** Begin **
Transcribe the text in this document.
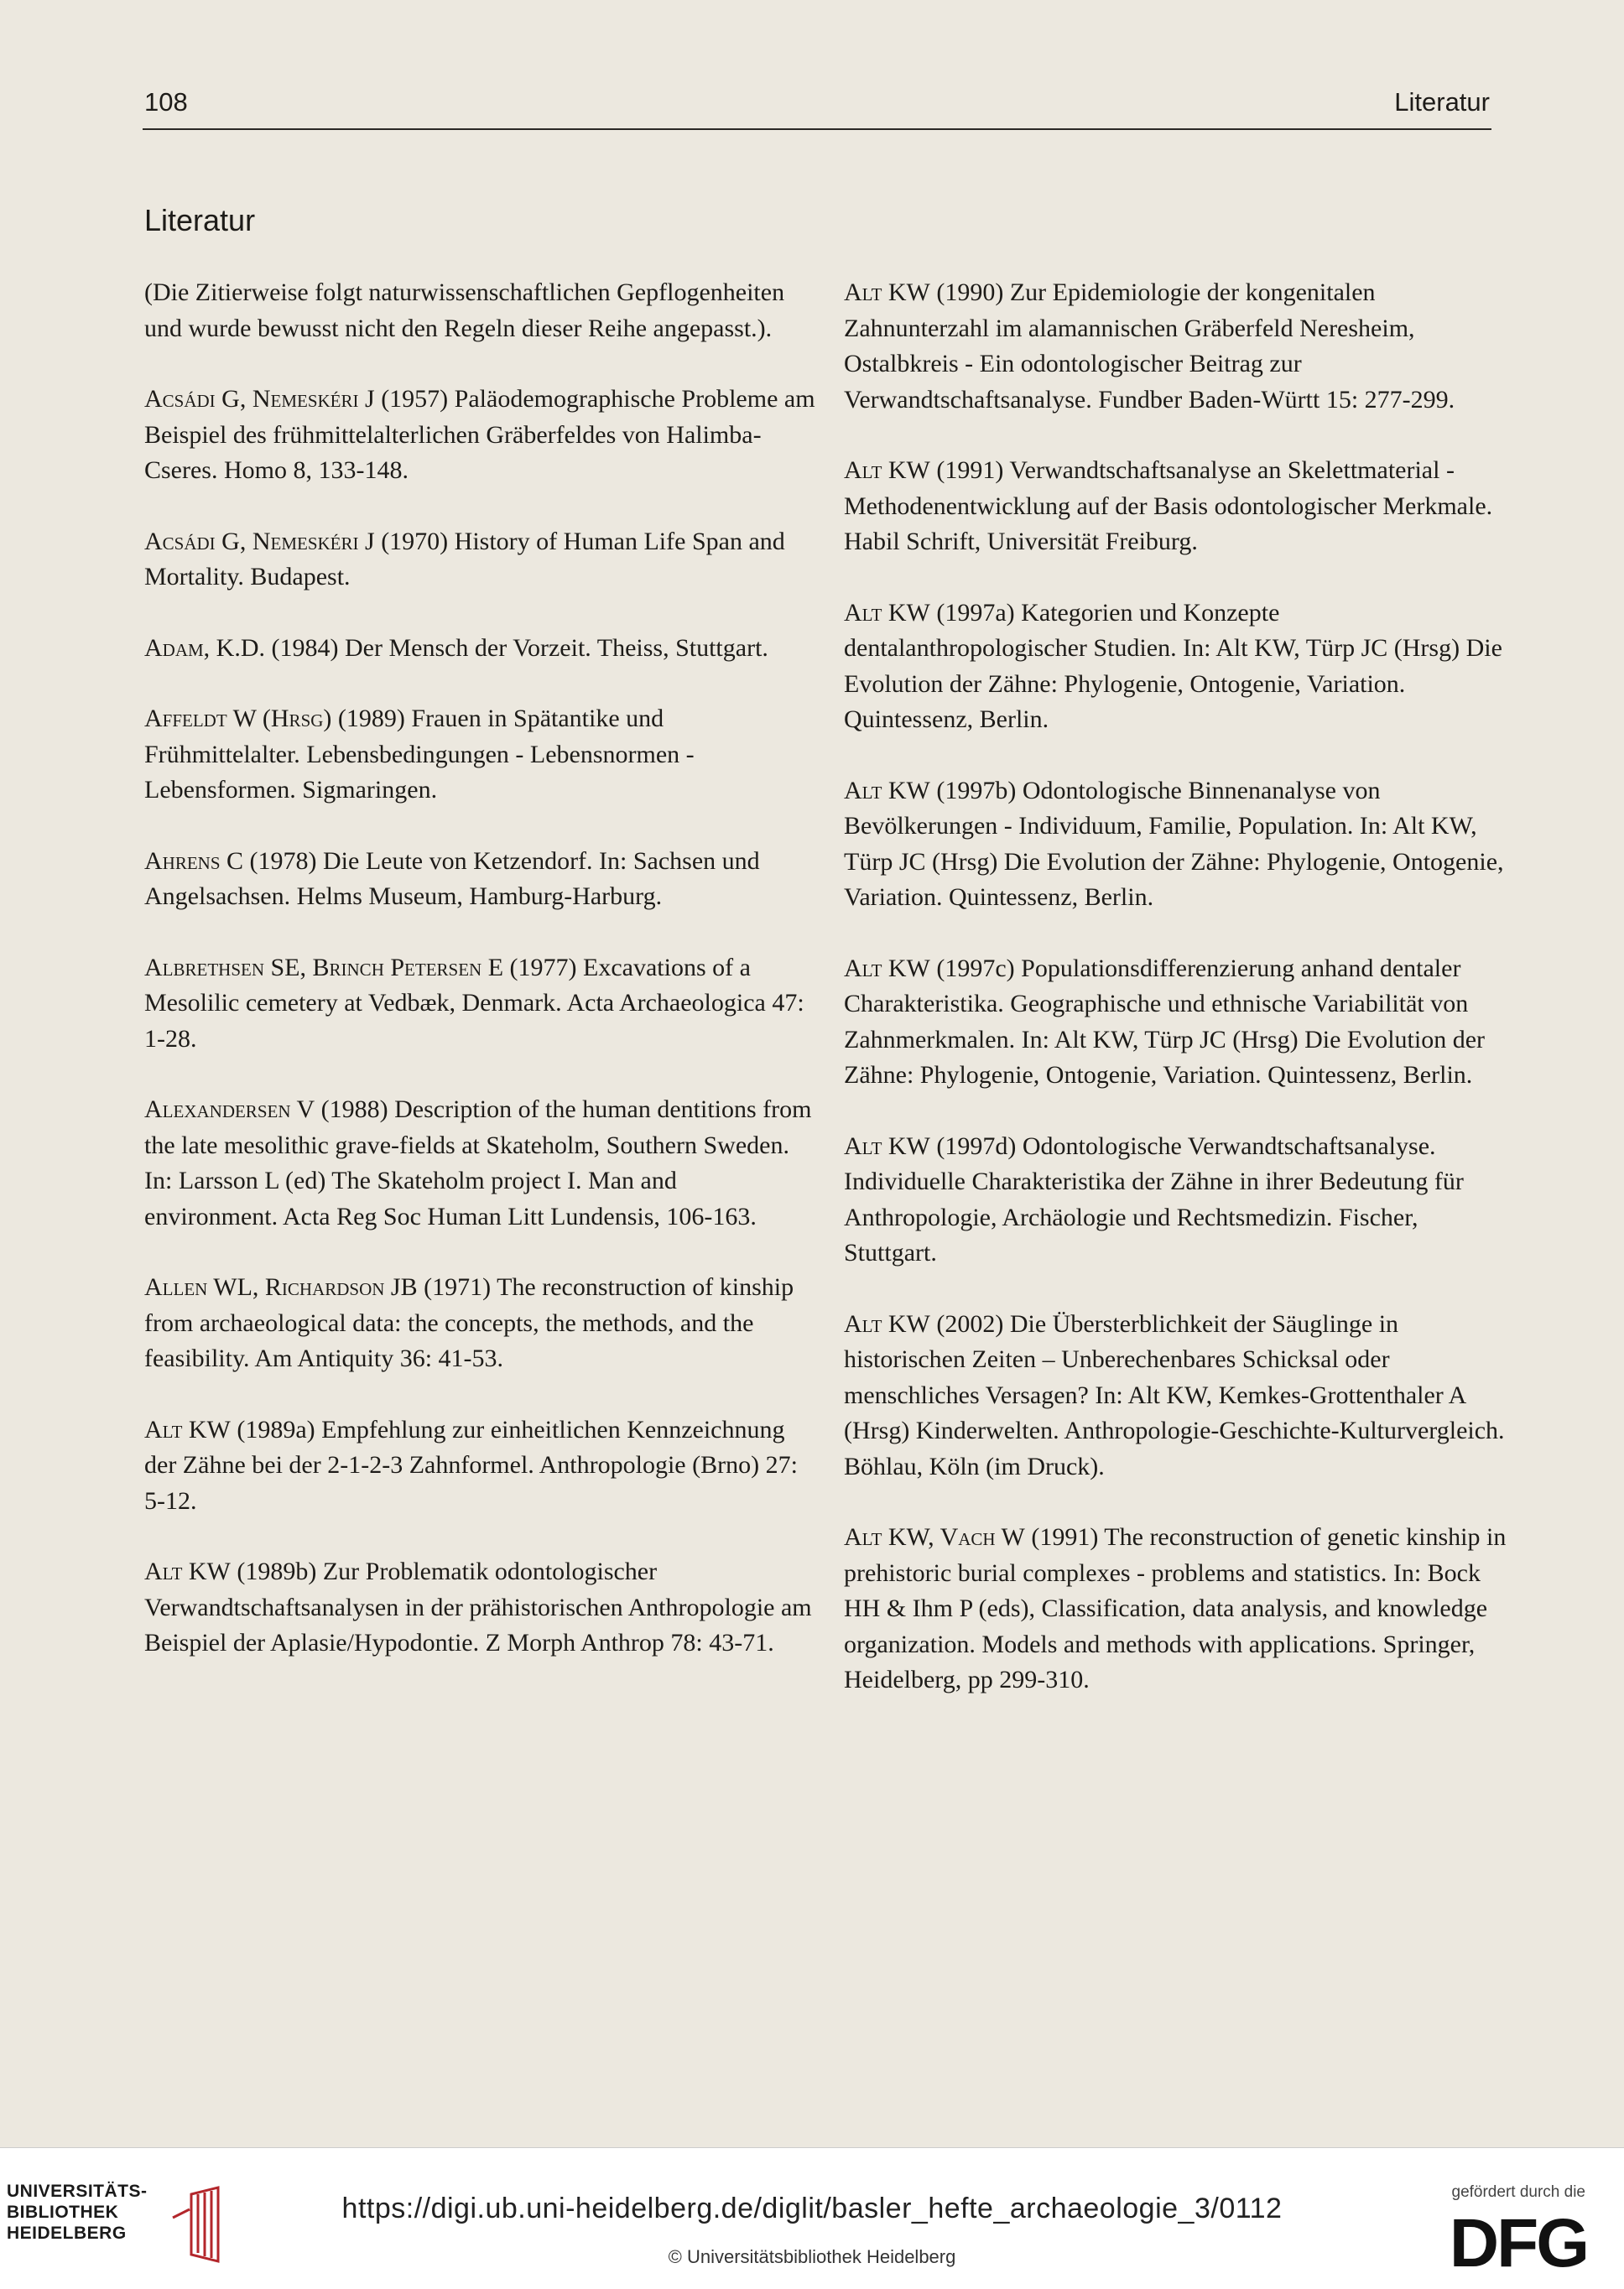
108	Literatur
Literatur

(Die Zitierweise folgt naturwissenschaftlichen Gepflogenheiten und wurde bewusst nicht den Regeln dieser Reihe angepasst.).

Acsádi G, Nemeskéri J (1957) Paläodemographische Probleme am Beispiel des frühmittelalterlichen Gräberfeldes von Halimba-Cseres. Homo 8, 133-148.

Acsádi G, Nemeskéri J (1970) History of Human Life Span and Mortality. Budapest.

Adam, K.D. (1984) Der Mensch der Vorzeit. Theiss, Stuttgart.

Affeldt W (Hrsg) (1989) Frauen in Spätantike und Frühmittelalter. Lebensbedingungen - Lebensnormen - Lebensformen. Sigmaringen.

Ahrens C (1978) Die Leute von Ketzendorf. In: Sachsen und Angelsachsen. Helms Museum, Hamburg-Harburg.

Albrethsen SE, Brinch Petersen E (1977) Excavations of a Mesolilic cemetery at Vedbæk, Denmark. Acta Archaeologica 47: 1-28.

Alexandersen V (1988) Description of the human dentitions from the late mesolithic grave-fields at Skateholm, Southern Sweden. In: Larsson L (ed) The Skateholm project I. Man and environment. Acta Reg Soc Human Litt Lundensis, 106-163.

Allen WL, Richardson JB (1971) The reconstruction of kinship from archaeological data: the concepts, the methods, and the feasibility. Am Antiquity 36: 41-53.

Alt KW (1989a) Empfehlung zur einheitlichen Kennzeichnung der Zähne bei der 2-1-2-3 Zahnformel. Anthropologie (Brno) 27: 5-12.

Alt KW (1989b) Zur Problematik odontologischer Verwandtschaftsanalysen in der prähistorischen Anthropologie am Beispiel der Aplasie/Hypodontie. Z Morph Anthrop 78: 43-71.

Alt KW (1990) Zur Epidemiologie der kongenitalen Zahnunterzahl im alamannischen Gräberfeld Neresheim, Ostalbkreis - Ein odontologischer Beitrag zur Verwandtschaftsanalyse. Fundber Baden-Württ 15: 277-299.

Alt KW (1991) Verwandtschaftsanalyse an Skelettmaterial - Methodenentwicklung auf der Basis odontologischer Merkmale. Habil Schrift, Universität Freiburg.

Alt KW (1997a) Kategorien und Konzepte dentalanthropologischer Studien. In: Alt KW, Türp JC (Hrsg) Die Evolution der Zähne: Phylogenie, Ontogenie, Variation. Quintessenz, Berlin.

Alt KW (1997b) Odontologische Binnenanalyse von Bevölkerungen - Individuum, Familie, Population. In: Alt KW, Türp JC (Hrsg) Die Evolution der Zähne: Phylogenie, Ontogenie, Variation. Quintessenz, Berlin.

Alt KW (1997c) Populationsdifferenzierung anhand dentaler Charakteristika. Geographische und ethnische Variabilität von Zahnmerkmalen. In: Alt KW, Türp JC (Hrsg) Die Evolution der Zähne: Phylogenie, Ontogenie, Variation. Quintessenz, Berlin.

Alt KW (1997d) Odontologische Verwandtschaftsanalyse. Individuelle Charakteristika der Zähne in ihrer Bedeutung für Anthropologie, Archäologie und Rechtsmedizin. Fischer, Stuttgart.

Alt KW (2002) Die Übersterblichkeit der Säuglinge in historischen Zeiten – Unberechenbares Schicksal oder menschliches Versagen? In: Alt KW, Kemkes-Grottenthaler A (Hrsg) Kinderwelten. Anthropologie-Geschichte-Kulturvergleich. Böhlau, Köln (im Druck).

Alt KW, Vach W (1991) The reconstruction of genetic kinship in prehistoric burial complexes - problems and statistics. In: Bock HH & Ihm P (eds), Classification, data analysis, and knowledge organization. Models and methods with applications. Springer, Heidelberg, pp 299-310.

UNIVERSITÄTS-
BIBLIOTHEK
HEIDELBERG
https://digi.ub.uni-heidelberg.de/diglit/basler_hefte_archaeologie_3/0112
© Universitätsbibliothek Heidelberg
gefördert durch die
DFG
** End **
** Begin **
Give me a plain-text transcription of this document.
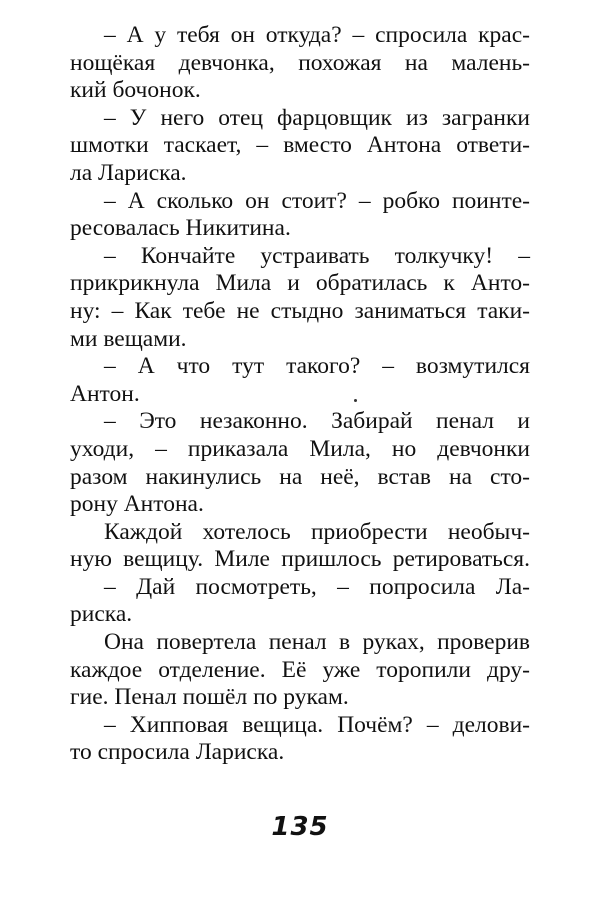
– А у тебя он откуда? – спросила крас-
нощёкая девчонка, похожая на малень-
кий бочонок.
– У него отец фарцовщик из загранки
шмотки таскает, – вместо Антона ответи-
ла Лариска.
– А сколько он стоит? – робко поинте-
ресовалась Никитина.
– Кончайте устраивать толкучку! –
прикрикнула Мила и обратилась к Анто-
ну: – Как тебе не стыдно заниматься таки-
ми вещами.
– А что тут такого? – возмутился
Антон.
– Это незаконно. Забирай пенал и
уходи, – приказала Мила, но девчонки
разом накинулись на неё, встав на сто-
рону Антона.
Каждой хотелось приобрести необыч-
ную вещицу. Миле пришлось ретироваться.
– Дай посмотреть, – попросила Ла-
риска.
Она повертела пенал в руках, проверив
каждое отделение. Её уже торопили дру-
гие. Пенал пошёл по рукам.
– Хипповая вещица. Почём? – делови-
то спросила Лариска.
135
** End **
GOAL OF THE EXERCISE: Only the number should be given: how many lines of the data contain the word "Антона"?

TASK RESULT: 2